== RAW RECORDS ==
--- Begin ---

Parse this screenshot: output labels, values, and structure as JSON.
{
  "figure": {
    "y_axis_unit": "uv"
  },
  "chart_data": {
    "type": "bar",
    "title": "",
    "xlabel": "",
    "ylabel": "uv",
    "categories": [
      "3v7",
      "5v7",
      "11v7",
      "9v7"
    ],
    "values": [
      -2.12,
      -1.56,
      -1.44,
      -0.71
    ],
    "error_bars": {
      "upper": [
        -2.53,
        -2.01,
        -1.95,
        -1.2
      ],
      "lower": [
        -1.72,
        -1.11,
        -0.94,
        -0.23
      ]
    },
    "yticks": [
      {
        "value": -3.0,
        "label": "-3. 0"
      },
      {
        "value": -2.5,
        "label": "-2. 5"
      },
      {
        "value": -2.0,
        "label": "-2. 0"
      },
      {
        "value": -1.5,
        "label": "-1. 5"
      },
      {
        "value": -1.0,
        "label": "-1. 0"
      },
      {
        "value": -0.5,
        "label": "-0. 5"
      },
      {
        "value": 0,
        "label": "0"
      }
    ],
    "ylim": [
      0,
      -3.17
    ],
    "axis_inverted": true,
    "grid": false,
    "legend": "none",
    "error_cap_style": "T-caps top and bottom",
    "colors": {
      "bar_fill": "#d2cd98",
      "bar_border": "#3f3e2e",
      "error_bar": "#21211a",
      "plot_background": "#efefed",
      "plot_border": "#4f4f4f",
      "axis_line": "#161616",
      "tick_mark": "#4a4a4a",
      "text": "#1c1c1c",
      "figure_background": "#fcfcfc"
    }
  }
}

--- End ---

== SHORT PROBLEM ==
Write out each line of the data above again, exactly as given.

== RESPONSE ==
Parse this screenshot: output labels, values, and structure as JSON.
{
  "figure": {
    "y_axis_unit": "uv"
  },
  "chart_data": {
    "type": "bar",
    "title": "",
    "xlabel": "",
    "ylabel": "uv",
    "categories": [
      "3v7",
      "5v7",
      "11v7",
      "9v7"
    ],
    "values": [
      -2.12,
      -1.56,
      -1.44,
      -0.71
    ],
    "error_bars": {
      "upper": [
        -2.53,
        -2.01,
        -1.95,
        -1.2
      ],
      "lower": [
        -1.72,
        -1.11,
        -0.94,
        -0.23
      ]
    },
    "yticks": [
      {
        "value": -3.0,
        "label": "-3. 0"
      },
      {
        "value": -2.5,
        "label": "-2. 5"
      },
      {
        "value": -2.0,
        "label": "-2. 0"
      },
      {
        "value": -1.5,
        "label": "-1. 5"
      },
      {
        "value": -1.0,
        "label": "-1. 0"
      },
      {
        "value": -0.5,
        "label": "-0. 5"
      },
      {
        "value": 0,
        "label": "0"
      }
    ],
    "ylim": [
      0,
      -3.17
    ],
    "axis_inverted": true,
    "grid": false,
    "legend": "none",
    "error_cap_style": "T-caps top and bottom",
    "colors": {
      "bar_fill": "#d2cd98",
      "bar_border": "#3f3e2e",
      "error_bar": "#21211a",
      "plot_background": "#efefed",
      "plot_border": "#4f4f4f",
      "axis_line": "#161616",
      "tick_mark": "#4a4a4a",
      "text": "#1c1c1c",
      "figure_background": "#fcfcfc"
    }
  }
}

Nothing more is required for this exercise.